GIVEN PROBLEM » Return the material unchanged, starting with its first line and stopping after the line that contains "994, 1571, 1031]".
[Start]
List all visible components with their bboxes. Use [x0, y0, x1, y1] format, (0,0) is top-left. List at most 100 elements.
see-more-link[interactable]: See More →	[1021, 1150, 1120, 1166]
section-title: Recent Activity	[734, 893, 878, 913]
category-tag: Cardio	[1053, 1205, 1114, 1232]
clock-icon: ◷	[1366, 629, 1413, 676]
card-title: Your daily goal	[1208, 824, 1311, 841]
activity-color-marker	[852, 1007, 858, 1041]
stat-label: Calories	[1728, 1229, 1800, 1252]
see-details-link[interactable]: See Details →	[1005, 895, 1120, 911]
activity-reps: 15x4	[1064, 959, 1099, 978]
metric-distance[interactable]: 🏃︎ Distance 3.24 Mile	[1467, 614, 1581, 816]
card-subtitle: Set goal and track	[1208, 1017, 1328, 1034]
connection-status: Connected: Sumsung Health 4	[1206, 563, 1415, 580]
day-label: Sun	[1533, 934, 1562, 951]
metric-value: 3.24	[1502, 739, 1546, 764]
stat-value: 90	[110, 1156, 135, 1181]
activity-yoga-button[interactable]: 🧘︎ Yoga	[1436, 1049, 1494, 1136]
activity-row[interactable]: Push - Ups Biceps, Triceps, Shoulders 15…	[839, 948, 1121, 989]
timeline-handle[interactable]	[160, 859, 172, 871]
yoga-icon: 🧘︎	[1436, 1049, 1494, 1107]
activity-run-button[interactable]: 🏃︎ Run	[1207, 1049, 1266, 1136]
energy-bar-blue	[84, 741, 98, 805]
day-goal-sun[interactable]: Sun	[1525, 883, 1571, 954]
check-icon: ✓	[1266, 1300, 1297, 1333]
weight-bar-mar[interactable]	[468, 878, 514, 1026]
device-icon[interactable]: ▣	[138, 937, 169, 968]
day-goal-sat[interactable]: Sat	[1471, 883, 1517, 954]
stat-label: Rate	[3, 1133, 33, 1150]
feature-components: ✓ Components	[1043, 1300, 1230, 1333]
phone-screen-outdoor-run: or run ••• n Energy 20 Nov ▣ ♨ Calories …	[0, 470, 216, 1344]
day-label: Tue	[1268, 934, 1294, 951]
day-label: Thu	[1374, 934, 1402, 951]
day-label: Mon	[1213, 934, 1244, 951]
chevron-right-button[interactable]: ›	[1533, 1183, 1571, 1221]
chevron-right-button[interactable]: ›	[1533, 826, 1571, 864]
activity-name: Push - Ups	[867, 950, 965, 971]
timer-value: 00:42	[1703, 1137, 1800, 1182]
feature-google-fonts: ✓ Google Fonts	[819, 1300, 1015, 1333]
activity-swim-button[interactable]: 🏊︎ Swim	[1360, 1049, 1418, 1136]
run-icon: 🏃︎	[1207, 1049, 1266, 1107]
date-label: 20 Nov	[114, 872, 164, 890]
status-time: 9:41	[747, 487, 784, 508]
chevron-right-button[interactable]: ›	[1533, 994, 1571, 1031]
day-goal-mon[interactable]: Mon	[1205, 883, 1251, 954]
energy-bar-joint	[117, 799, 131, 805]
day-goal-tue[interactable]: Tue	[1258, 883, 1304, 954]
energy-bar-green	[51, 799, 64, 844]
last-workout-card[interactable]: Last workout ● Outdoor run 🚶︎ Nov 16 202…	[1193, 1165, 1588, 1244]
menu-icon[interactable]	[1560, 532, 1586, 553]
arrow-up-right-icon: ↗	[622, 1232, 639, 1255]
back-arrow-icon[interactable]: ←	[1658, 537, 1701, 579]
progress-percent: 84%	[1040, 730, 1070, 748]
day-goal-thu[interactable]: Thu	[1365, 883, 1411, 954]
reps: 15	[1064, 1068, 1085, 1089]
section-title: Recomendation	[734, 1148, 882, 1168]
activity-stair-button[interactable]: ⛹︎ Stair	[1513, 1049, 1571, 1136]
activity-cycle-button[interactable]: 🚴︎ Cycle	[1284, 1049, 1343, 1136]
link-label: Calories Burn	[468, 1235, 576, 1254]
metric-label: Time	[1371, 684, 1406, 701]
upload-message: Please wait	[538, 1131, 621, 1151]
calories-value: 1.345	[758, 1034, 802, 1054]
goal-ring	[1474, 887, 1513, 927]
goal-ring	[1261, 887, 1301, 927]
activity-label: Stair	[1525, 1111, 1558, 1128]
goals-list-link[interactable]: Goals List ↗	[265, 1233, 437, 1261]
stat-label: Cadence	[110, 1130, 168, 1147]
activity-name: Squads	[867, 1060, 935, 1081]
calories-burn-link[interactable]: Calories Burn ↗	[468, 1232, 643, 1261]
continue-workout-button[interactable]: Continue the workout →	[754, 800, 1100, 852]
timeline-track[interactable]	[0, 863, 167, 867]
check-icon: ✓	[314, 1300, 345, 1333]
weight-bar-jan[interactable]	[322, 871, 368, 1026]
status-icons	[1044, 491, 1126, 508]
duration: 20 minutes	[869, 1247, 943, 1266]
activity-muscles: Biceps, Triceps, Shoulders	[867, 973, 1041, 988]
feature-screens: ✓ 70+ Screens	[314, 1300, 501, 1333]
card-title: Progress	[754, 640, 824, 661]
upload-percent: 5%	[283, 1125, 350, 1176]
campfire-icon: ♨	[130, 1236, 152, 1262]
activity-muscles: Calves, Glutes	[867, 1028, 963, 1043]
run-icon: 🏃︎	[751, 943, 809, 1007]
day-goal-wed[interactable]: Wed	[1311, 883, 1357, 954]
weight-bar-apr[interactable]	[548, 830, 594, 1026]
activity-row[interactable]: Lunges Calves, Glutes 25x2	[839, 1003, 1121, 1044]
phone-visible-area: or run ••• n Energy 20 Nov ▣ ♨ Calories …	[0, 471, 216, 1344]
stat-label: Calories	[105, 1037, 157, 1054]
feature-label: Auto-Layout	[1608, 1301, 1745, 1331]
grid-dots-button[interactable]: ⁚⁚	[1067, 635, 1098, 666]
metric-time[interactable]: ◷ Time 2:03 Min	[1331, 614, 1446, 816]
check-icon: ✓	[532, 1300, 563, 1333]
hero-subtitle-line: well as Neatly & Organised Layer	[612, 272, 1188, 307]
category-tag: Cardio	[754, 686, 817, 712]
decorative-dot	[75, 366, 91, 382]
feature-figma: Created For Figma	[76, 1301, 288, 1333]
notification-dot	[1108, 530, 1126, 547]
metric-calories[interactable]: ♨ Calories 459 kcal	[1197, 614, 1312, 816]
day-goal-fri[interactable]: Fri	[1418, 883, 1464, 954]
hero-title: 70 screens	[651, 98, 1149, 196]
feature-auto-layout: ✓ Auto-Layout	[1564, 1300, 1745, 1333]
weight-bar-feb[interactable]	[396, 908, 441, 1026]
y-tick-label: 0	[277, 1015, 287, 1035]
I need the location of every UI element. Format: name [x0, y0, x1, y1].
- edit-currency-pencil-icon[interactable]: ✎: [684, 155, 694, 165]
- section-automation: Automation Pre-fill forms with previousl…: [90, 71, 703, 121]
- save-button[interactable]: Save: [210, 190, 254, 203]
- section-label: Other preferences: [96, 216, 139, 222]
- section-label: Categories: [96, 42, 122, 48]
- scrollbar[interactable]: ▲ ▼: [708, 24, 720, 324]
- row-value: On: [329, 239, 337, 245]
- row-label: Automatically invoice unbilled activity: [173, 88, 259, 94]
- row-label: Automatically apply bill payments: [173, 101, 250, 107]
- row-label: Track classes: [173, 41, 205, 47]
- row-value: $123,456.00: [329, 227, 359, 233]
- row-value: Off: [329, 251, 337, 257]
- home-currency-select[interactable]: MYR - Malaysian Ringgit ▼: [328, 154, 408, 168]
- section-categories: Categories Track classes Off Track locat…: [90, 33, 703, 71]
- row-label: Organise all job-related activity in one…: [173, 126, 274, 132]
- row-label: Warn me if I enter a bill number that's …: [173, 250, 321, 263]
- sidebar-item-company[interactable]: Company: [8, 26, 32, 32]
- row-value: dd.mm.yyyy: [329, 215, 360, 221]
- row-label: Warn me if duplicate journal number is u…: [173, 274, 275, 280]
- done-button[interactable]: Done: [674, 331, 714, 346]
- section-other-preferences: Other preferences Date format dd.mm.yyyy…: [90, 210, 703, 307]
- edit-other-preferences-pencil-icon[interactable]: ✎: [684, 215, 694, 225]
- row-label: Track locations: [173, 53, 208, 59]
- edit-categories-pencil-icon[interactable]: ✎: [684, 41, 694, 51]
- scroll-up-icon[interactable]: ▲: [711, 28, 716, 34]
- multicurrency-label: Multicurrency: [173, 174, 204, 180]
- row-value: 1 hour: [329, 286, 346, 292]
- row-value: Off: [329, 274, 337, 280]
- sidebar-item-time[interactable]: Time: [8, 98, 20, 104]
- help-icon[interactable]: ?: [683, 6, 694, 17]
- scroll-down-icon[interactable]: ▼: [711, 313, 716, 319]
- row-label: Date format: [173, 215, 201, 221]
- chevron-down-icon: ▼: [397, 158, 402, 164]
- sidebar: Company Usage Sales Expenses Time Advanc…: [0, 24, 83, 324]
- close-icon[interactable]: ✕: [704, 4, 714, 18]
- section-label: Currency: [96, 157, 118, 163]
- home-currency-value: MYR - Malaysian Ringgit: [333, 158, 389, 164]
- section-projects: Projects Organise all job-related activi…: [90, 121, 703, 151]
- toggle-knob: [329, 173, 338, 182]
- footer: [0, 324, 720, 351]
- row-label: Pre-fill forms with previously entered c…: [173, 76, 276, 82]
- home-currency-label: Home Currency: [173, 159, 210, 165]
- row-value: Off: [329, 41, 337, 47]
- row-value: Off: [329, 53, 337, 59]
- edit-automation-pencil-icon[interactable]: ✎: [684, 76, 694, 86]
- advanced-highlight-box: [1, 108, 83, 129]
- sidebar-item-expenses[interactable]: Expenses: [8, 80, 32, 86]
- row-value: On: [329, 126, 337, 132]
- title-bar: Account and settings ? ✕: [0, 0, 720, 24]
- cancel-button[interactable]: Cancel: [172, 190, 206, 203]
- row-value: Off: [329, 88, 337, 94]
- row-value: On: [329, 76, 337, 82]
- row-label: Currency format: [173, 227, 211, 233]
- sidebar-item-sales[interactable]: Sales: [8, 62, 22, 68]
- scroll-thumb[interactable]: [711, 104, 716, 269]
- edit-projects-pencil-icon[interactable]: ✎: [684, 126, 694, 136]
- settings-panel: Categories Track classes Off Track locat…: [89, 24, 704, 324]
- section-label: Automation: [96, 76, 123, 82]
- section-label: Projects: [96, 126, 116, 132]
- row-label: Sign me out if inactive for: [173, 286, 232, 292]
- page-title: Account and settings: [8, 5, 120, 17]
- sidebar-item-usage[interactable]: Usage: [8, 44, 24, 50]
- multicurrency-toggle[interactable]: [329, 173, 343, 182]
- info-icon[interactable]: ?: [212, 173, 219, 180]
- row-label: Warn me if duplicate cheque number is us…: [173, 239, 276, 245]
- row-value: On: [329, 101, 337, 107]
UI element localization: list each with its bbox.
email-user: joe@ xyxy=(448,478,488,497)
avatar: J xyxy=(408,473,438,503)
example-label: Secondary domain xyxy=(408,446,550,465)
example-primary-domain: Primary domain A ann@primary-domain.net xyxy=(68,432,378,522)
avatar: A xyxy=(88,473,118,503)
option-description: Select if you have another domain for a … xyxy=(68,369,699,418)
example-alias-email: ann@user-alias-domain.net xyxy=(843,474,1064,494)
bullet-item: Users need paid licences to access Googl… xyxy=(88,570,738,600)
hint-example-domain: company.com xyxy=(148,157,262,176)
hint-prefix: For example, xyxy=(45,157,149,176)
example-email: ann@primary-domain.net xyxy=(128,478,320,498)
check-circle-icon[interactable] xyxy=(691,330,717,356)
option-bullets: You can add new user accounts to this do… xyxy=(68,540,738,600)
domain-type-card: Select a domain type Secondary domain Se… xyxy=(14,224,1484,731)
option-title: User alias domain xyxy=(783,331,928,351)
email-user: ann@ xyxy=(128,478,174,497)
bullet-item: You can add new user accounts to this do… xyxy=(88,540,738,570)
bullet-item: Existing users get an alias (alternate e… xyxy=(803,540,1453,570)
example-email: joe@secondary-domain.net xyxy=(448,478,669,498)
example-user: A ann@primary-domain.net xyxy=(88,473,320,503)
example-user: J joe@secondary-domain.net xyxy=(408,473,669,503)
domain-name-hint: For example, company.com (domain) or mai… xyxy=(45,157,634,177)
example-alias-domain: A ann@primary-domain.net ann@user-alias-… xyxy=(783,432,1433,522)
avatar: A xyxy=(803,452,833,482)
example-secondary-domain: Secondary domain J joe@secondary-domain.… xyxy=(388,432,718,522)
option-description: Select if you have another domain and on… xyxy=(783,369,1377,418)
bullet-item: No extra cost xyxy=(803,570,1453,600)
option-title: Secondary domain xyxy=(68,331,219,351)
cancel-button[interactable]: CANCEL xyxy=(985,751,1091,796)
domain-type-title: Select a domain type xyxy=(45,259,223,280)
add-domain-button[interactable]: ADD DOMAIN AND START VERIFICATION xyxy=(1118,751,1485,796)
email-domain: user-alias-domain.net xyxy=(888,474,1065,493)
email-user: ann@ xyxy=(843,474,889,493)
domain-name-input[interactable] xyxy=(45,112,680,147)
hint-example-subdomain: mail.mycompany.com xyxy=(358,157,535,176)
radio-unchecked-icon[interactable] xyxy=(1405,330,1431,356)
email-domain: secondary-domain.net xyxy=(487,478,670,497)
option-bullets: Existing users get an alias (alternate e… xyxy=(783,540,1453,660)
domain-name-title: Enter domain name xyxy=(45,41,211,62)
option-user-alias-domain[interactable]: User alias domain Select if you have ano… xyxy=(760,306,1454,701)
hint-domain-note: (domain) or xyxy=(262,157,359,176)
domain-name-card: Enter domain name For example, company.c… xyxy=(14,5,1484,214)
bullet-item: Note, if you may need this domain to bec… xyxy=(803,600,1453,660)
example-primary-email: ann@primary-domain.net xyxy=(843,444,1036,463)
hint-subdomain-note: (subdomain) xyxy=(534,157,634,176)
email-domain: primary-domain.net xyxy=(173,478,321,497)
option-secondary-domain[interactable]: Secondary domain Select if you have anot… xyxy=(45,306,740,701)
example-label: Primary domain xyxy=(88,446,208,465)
[End]
THE ANSWER »
List all visible components with their bboxes. Use [x0, y0, x1, y1] format, (0,0) is top-left. List at most 100 elements.
see-more-link[interactable]: See More →	[1021, 1150, 1120, 1166]
section-title: Recent Activity	[734, 893, 878, 913]
category-tag: Cardio	[1053, 1205, 1114, 1232]
clock-icon: ◷	[1366, 629, 1413, 676]
card-title: Your daily goal	[1208, 824, 1311, 841]
activity-color-marker	[852, 1007, 858, 1041]
stat-label: Calories	[1728, 1229, 1800, 1252]
see-details-link[interactable]: See Details →	[1005, 895, 1120, 911]
activity-reps: 15x4	[1064, 959, 1099, 978]
metric-distance[interactable]: 🏃︎ Distance 3.24 Mile	[1467, 614, 1581, 816]
card-subtitle: Set goal and track	[1208, 1017, 1328, 1034]
connection-status: Connected: Sumsung Health 4	[1206, 563, 1415, 580]
day-label: Sun	[1533, 934, 1562, 951]
metric-value: 3.24	[1502, 739, 1546, 764]
stat-value: 90	[110, 1156, 135, 1181]
activity-yoga-button[interactable]: 🧘︎ Yoga	[1436, 1049, 1494, 1136]
activity-row[interactable]: Push - Ups Biceps, Triceps, Shoulders 15…	[839, 948, 1121, 989]
timeline-handle[interactable]	[160, 859, 172, 871]
yoga-icon: 🧘︎	[1436, 1049, 1494, 1107]
activity-run-button[interactable]: 🏃︎ Run	[1207, 1049, 1266, 1136]
energy-bar-blue	[84, 741, 98, 805]
day-goal-sun[interactable]: Sun	[1525, 883, 1571, 954]
check-icon: ✓	[1266, 1300, 1297, 1333]
weight-bar-mar[interactable]	[468, 878, 514, 1026]
device-icon[interactable]: ▣	[138, 937, 169, 968]
day-goal-sat[interactable]: Sat	[1471, 883, 1517, 954]
stat-label: Rate	[3, 1133, 33, 1150]
feature-components: ✓ Components	[1043, 1300, 1230, 1333]
phone-screen-outdoor-run: or run ••• n Energy 20 Nov ▣ ♨ Calories …	[0, 470, 216, 1344]
day-label: Tue	[1268, 934, 1294, 951]
day-label: Thu	[1374, 934, 1402, 951]
day-label: Mon	[1213, 934, 1244, 951]
chevron-right-button[interactable]: ›	[1533, 1183, 1571, 1221]
chevron-right-button[interactable]: ›	[1533, 826, 1571, 864]
activity-name: Push - Ups	[867, 950, 965, 971]
timer-value: 00:42	[1703, 1137, 1800, 1182]
feature-google-fonts: ✓ Google Fonts	[819, 1300, 1015, 1333]
activity-swim-button[interactable]: 🏊︎ Swim	[1360, 1049, 1418, 1136]
run-icon: 🏃︎	[1207, 1049, 1266, 1107]
date-label: 20 Nov	[114, 872, 164, 890]
status-time: 9:41	[747, 487, 784, 508]
chevron-right-button[interactable]: ›	[1533, 994, 1571, 1031]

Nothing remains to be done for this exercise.